═══ TASK MATERIAL

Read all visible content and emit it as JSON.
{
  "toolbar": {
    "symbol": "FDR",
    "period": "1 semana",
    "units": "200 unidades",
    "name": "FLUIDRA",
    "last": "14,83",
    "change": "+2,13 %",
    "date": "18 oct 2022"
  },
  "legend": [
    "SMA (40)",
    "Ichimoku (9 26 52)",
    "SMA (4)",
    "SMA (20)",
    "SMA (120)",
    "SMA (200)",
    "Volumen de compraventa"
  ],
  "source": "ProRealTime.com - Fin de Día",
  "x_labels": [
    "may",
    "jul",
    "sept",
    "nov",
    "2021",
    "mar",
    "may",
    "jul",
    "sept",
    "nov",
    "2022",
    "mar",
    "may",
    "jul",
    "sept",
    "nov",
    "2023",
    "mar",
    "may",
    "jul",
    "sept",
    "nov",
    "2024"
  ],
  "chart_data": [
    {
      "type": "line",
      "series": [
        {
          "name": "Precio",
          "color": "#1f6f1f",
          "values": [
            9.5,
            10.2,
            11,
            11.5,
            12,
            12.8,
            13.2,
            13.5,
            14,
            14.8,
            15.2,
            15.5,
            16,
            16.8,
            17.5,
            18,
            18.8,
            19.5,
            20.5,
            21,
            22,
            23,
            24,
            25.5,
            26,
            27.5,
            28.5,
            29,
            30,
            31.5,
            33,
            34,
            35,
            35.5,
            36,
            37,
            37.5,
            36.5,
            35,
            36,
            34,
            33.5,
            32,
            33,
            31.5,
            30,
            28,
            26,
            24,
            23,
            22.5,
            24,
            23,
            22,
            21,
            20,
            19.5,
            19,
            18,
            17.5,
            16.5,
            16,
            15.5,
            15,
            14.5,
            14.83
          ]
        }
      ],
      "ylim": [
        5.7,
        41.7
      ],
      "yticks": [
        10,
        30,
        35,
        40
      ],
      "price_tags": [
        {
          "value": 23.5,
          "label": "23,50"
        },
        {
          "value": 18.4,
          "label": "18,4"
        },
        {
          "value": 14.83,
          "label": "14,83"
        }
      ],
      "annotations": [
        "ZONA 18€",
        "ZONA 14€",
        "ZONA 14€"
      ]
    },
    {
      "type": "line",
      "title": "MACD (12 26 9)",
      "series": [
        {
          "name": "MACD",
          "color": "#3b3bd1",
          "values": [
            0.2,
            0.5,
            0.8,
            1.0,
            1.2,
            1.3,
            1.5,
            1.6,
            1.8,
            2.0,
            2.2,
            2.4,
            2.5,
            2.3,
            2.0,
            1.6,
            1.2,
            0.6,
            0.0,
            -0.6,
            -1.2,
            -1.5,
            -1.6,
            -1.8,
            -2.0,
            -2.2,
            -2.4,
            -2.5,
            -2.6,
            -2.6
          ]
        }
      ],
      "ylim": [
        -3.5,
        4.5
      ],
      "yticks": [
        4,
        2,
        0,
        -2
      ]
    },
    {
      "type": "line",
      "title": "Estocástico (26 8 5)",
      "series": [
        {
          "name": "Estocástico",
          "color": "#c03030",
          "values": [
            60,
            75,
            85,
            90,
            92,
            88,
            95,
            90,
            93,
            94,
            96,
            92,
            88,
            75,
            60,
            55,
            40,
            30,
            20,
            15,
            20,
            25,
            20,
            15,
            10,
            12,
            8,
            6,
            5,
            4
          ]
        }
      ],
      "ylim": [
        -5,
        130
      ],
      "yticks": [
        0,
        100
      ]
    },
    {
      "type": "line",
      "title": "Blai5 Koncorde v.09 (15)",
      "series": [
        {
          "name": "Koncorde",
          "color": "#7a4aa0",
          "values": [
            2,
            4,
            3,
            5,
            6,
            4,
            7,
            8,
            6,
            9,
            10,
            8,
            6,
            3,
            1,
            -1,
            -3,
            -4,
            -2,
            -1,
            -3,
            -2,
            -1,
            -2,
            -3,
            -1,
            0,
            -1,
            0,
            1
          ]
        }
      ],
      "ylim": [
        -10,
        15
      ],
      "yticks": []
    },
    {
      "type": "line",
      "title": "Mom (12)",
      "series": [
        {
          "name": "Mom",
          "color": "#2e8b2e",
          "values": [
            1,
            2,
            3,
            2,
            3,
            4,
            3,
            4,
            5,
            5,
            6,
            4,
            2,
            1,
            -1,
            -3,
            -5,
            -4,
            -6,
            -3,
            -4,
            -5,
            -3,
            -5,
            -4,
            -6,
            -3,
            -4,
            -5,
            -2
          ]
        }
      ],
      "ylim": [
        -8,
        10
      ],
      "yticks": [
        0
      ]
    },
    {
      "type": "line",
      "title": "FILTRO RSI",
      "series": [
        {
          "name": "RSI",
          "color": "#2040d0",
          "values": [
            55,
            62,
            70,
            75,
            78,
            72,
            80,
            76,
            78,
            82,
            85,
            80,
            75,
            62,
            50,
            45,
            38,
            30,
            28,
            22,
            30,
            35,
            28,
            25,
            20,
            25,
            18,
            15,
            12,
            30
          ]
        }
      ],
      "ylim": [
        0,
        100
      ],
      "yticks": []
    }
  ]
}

══════

In the listing, find all lines with the string "color" and copy them.

■ WRITTEN RESPONSE:
          "color": "#1f6f1f",
          "color": "#3b3bd1",
          "color": "#c03030",
          "color": "#7a4aa0",
          "color": "#2e8b2e",
          "color": "#2040d0",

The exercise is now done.